* _Written task_
Return each line holding the string "Noviembre".
## BEGIN Records provided
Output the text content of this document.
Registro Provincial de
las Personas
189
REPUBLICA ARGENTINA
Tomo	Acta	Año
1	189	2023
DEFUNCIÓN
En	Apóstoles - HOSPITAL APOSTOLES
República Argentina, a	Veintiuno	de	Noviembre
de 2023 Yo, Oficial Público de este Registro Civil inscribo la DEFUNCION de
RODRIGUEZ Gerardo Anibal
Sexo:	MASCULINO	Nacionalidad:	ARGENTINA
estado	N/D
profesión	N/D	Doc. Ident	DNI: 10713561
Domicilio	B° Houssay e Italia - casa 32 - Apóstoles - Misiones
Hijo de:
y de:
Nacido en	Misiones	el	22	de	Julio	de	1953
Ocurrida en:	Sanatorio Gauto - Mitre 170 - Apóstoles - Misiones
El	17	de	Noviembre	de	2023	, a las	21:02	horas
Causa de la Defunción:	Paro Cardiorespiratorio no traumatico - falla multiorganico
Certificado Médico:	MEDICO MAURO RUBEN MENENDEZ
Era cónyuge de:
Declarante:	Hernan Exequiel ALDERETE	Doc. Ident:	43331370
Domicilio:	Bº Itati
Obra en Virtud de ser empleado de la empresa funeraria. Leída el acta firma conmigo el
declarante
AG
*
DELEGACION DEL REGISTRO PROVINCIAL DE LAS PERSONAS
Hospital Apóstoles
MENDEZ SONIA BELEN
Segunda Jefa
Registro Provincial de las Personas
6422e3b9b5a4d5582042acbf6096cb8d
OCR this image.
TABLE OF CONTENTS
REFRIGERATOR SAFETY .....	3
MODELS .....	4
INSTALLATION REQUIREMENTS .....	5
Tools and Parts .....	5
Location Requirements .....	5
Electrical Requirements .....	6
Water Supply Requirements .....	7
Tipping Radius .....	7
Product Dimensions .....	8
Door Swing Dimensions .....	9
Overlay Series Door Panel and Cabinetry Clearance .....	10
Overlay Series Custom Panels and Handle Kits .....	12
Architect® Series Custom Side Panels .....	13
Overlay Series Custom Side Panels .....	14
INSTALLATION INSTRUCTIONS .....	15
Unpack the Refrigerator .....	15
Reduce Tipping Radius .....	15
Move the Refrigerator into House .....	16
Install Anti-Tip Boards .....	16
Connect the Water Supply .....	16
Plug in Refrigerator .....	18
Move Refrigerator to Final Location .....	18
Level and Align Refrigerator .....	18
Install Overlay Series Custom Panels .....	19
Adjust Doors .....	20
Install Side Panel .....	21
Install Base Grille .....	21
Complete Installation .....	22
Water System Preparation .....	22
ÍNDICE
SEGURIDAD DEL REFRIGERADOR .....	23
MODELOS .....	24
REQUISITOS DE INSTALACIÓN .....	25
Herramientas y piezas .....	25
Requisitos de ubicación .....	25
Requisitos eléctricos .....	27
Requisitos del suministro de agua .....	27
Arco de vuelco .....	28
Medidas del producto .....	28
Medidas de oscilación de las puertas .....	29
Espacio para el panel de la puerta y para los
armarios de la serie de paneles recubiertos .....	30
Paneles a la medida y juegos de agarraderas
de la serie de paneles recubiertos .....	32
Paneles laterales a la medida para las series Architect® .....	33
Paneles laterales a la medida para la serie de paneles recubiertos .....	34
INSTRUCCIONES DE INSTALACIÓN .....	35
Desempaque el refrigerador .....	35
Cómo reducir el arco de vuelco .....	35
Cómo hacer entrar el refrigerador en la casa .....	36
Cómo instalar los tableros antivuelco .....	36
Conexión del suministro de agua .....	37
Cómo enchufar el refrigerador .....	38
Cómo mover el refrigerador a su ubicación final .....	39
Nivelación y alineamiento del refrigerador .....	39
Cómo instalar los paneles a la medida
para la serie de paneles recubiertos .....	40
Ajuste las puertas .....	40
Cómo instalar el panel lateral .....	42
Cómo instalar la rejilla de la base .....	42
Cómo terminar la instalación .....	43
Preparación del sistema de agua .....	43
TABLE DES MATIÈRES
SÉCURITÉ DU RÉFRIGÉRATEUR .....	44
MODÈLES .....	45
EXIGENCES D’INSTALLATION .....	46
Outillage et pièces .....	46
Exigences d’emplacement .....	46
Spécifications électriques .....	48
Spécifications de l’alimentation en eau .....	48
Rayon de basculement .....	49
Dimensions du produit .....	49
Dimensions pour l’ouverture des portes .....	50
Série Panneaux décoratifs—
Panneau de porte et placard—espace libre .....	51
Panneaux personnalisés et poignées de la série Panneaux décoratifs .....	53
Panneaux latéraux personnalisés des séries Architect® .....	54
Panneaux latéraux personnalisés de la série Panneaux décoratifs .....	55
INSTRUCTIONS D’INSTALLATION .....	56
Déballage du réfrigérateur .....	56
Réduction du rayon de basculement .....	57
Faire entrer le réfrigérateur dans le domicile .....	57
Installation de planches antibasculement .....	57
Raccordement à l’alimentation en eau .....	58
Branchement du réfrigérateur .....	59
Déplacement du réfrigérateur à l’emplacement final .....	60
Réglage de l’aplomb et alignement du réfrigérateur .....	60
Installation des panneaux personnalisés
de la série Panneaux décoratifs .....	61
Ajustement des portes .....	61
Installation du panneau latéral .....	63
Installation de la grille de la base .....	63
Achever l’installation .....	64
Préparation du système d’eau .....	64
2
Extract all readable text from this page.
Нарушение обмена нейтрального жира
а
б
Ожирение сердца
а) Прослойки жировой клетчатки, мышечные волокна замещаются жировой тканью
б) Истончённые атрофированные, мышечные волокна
## END Records provided
* _Result of the exercise_
República Argentina, a	Veintiuno	de	Noviembre
El	17	de	Noviembre	de	2023	, a las	21:02	horas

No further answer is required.